• **DATA TO PROCESS**
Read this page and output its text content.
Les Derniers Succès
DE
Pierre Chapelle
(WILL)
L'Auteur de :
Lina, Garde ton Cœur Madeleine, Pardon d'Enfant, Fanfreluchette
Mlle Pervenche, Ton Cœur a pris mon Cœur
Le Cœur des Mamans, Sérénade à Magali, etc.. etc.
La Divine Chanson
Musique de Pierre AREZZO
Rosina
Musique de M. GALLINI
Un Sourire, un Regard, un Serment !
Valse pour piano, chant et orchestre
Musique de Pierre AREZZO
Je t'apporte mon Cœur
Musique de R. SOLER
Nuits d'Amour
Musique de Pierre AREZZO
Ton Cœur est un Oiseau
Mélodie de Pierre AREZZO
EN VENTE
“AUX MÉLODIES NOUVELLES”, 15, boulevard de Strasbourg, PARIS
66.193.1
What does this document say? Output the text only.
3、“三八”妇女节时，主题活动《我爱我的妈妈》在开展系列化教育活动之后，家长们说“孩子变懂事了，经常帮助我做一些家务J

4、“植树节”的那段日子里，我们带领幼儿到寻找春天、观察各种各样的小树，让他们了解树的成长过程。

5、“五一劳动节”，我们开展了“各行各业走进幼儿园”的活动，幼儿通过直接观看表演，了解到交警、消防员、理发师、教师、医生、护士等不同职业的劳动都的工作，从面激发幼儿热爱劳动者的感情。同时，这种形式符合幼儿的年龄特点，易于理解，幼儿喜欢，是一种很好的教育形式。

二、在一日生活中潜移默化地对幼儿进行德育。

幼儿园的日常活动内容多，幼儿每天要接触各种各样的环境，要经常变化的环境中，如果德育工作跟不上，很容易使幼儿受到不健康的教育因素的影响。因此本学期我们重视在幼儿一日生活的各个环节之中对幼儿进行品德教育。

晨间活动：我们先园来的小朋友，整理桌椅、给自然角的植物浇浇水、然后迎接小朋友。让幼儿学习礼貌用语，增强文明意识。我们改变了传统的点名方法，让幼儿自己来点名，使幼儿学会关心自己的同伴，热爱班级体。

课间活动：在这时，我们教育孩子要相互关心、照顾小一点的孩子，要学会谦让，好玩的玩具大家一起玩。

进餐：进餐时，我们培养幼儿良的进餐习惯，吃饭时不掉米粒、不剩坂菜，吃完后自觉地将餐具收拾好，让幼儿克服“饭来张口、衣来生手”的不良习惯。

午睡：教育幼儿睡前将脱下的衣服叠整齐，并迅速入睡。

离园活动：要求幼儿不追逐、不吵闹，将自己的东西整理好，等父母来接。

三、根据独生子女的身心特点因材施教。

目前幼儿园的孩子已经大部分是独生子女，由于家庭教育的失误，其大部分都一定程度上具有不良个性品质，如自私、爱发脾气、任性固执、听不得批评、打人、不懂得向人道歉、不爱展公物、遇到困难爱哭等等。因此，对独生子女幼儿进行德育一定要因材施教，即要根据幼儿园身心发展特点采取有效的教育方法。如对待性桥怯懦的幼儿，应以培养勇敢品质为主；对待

• **OBJECTIVE**
Please reproduce all of the entries exactly as they stand.

• **ANSWER IN FULL**
Read this page and output its text content.
Les Derniers Succès
DE
Pierre Chapelle
(WILL)
L'Auteur de :
Lina, Garde ton Cœur Madeleine, Pardon d'Enfant, Fanfreluchette
Mlle Pervenche, Ton Cœur a pris mon Cœur
Le Cœur des Mamans, Sérénade à Magali, etc.. etc.
La Divine Chanson
Musique de Pierre AREZZO
Rosina
Musique de M. GALLINI
Un Sourire, un Regard, un Serment !
Valse pour piano, chant et orchestre
Musique de Pierre AREZZO
Je t'apporte mon Cœur
Musique de R. SOLER
Nuits d'Amour
Musique de Pierre AREZZO
Ton Cœur est un Oiseau
Mélodie de Pierre AREZZO
EN VENTE
“AUX MÉLODIES NOUVELLES”, 15, boulevard de Strasbourg, PARIS
66.193.1
What does this document say? Output the text only.
3、“三八”妇女节时，主题活动《我爱我的妈妈》在开展系列化教育活动之后，家长们说“孩子变懂事了，经常帮助我做一些家务J

4、“植树节”的那段日子里，我们带领幼儿到寻找春天、观察各种各样的小树，让他们了解树的成长过程。

5、“五一劳动节”，我们开展了“各行各业走进幼儿园”的活动，幼儿通过直接观看表演，了解到交警、消防员、理发师、教师、医生、护士等不同职业的劳动都的工作，从面激发幼儿热爱劳动者的感情。同时，这种形式符合幼儿的年龄特点，易于理解，幼儿喜欢，是一种很好的教育形式。

二、在一日生活中潜移默化地对幼儿进行德育。

幼儿园的日常活动内容多，幼儿每天要接触各种各样的环境，要经常变化的环境中，如果德育工作跟不上，很容易使幼儿受到不健康的教育因素的影响。因此本学期我们重视在幼儿一日生活的各个环节之中对幼儿进行品德教育。

晨间活动：我们先园来的小朋友，整理桌椅、给自然角的植物浇浇水、然后迎接小朋友。让幼儿学习礼貌用语，增强文明意识。我们改变了传统的点名方法，让幼儿自己来点名，使幼儿学会关心自己的同伴，热爱班级体。

课间活动：在这时，我们教育孩子要相互关心、照顾小一点的孩子，要学会谦让，好玩的玩具大家一起玩。

进餐：进餐时，我们培养幼儿良的进餐习惯，吃饭时不掉米粒、不剩坂菜，吃完后自觉地将餐具收拾好，让幼儿克服“饭来张口、衣来生手”的不良习惯。

午睡：教育幼儿睡前将脱下的衣服叠整齐，并迅速入睡。

离园活动：要求幼儿不追逐、不吵闹，将自己的东西整理好，等父母来接。

三、根据独生子女的身心特点因材施教。

目前幼儿园的孩子已经大部分是独生子女，由于家庭教育的失误，其大部分都一定程度上具有不良个性品质，如自私、爱发脾气、任性固执、听不得批评、打人、不懂得向人道歉、不爱展公物、遇到困难爱哭等等。因此，对独生子女幼儿进行德育一定要因材施教，即要根据幼儿园身心发展特点采取有效的教育方法。如对待性桥怯懦的幼儿，应以培养勇敢品质为主；对待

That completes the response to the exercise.